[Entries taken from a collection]
::::

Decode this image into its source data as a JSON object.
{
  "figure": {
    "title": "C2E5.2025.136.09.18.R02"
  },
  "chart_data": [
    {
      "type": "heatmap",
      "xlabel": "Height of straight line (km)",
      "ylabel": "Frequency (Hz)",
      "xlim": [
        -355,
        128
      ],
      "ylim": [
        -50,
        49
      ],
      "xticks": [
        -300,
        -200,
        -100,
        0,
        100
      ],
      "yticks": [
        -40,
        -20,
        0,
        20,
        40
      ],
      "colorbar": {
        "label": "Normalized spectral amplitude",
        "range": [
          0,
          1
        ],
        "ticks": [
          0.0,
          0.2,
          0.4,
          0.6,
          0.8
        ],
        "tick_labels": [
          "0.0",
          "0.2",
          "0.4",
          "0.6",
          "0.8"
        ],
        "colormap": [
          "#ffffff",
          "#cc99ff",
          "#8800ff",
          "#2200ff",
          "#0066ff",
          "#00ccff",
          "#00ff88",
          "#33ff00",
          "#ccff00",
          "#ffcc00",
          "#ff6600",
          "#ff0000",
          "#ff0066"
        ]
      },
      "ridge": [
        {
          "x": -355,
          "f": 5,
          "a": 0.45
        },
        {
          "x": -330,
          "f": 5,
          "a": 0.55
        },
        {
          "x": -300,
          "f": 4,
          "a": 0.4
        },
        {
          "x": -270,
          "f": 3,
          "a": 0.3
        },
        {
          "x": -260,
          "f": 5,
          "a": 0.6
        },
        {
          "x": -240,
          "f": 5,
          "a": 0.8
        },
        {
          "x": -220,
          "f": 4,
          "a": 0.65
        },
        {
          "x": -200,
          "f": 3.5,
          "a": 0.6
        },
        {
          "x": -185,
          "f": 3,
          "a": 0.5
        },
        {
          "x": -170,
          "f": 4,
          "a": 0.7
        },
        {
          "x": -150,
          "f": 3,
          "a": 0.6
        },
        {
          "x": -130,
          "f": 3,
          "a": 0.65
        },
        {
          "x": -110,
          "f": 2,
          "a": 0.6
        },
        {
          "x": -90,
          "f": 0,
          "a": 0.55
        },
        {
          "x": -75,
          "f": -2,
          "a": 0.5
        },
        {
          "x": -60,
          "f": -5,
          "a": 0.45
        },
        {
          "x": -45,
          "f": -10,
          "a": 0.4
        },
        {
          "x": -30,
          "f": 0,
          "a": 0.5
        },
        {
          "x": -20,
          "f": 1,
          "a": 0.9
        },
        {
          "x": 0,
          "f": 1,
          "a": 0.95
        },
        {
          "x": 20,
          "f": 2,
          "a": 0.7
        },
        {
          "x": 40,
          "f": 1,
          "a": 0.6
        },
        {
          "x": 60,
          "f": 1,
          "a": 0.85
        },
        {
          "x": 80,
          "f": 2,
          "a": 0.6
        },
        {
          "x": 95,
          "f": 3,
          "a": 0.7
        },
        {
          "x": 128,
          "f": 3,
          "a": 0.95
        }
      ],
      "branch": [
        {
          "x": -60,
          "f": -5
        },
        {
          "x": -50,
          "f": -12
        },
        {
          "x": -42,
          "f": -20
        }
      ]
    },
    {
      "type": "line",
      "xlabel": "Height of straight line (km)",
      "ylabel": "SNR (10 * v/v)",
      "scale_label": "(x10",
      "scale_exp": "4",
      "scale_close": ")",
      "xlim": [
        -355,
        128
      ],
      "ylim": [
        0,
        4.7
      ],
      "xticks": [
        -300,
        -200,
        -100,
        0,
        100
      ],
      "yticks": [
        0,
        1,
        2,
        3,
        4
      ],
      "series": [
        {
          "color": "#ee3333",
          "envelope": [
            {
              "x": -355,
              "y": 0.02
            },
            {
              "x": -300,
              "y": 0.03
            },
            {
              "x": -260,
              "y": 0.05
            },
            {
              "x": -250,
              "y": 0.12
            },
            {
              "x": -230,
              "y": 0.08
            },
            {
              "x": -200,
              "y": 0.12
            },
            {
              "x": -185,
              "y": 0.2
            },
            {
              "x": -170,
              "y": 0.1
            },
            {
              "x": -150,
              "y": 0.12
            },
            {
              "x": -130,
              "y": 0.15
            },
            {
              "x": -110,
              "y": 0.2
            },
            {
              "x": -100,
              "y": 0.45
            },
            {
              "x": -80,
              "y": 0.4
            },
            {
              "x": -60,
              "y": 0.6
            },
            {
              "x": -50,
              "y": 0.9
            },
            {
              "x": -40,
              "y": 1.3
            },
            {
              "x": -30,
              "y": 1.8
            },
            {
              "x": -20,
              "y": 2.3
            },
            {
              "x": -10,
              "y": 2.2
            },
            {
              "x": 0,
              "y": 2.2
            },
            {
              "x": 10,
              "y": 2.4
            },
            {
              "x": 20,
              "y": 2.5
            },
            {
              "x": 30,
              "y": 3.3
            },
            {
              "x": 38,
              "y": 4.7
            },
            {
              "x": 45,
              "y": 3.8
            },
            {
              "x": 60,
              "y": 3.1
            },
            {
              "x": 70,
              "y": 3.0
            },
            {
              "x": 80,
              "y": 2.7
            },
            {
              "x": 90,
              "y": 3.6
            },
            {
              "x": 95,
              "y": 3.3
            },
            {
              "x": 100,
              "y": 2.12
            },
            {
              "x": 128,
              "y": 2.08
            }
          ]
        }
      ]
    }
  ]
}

::::

◆ **Prompt**:
All of the material must be reproduced exactly.

◆ **Solution for this problem**:
Decode this image into its source data as a JSON object.
{
  "figure": {
    "title": "C2E5.2025.136.09.18.R02"
  },
  "chart_data": [
    {
      "type": "heatmap",
      "xlabel": "Height of straight line (km)",
      "ylabel": "Frequency (Hz)",
      "xlim": [
        -355,
        128
      ],
      "ylim": [
        -50,
        49
      ],
      "xticks": [
        -300,
        -200,
        -100,
        0,
        100
      ],
      "yticks": [
        -40,
        -20,
        0,
        20,
        40
      ],
      "colorbar": {
        "label": "Normalized spectral amplitude",
        "range": [
          0,
          1
        ],
        "ticks": [
          0.0,
          0.2,
          0.4,
          0.6,
          0.8
        ],
        "tick_labels": [
          "0.0",
          "0.2",
          "0.4",
          "0.6",
          "0.8"
        ],
        "colormap": [
          "#ffffff",
          "#cc99ff",
          "#8800ff",
          "#2200ff",
          "#0066ff",
          "#00ccff",
          "#00ff88",
          "#33ff00",
          "#ccff00",
          "#ffcc00",
          "#ff6600",
          "#ff0000",
          "#ff0066"
        ]
      },
      "ridge": [
        {
          "x": -355,
          "f": 5,
          "a": 0.45
        },
        {
          "x": -330,
          "f": 5,
          "a": 0.55
        },
        {
          "x": -300,
          "f": 4,
          "a": 0.4
        },
        {
          "x": -270,
          "f": 3,
          "a": 0.3
        },
        {
          "x": -260,
          "f": 5,
          "a": 0.6
        },
        {
          "x": -240,
          "f": 5,
          "a": 0.8
        },
        {
          "x": -220,
          "f": 4,
          "a": 0.65
        },
        {
          "x": -200,
          "f": 3.5,
          "a": 0.6
        },
        {
          "x": -185,
          "f": 3,
          "a": 0.5
        },
        {
          "x": -170,
          "f": 4,
          "a": 0.7
        },
        {
          "x": -150,
          "f": 3,
          "a": 0.6
        },
        {
          "x": -130,
          "f": 3,
          "a": 0.65
        },
        {
          "x": -110,
          "f": 2,
          "a": 0.6
        },
        {
          "x": -90,
          "f": 0,
          "a": 0.55
        },
        {
          "x": -75,
          "f": -2,
          "a": 0.5
        },
        {
          "x": -60,
          "f": -5,
          "a": 0.45
        },
        {
          "x": -45,
          "f": -10,
          "a": 0.4
        },
        {
          "x": -30,
          "f": 0,
          "a": 0.5
        },
        {
          "x": -20,
          "f": 1,
          "a": 0.9
        },
        {
          "x": 0,
          "f": 1,
          "a": 0.95
        },
        {
          "x": 20,
          "f": 2,
          "a": 0.7
        },
        {
          "x": 40,
          "f": 1,
          "a": 0.6
        },
        {
          "x": 60,
          "f": 1,
          "a": 0.85
        },
        {
          "x": 80,
          "f": 2,
          "a": 0.6
        },
        {
          "x": 95,
          "f": 3,
          "a": 0.7
        },
        {
          "x": 128,
          "f": 3,
          "a": 0.95
        }
      ],
      "branch": [
        {
          "x": -60,
          "f": -5
        },
        {
          "x": -50,
          "f": -12
        },
        {
          "x": -42,
          "f": -20
        }
      ]
    },
    {
      "type": "line",
      "xlabel": "Height of straight line (km)",
      "ylabel": "SNR (10 * v/v)",
      "scale_label": "(x10",
      "scale_exp": "4",
      "scale_close": ")",
      "xlim": [
        -355,
        128
      ],
      "ylim": [
        0,
        4.7
      ],
      "xticks": [
        -300,
        -200,
        -100,
        0,
        100
      ],
      "yticks": [
        0,
        1,
        2,
        3,
        4
      ],
      "series": [
        {
          "color": "#ee3333",
          "envelope": [
            {
              "x": -355,
              "y": 0.02
            },
            {
              "x": -300,
              "y": 0.03
            },
            {
              "x": -260,
              "y": 0.05
            },
            {
              "x": -250,
              "y": 0.12
            },
            {
              "x": -230,
              "y": 0.08
            },
            {
              "x": -200,
              "y": 0.12
            },
            {
              "x": -185,
              "y": 0.2
            },
            {
              "x": -170,
              "y": 0.1
            },
            {
              "x": -150,
              "y": 0.12
            },
            {
              "x": -130,
              "y": 0.15
            },
            {
              "x": -110,
              "y": 0.2
            },
            {
              "x": -100,
              "y": 0.45
            },
            {
              "x": -80,
              "y": 0.4
            },
            {
              "x": -60,
              "y": 0.6
            },
            {
              "x": -50,
              "y": 0.9
            },
            {
              "x": -40,
              "y": 1.3
            },
            {
              "x": -30,
              "y": 1.8
            },
            {
              "x": -20,
              "y": 2.3
            },
            {
              "x": -10,
              "y": 2.2
            },
            {
              "x": 0,
              "y": 2.2
            },
            {
              "x": 10,
              "y": 2.4
            },
            {
              "x": 20,
              "y": 2.5
            },
            {
              "x": 30,
              "y": 3.3
            },
            {
              "x": 38,
              "y": 4.7
            },
            {
              "x": 45,
              "y": 3.8
            },
            {
              "x": 60,
              "y": 3.1
            },
            {
              "x": 70,
              "y": 3.0
            },
            {
              "x": 80,
              "y": 2.7
            },
            {
              "x": 90,
              "y": 3.6
            },
            {
              "x": 95,
              "y": 3.3
            },
            {
              "x": 100,
              "y": 2.12
            },
            {
              "x": 128,
              "y": 2.08
            }
          ]
        }
      ]
    }
  ]
}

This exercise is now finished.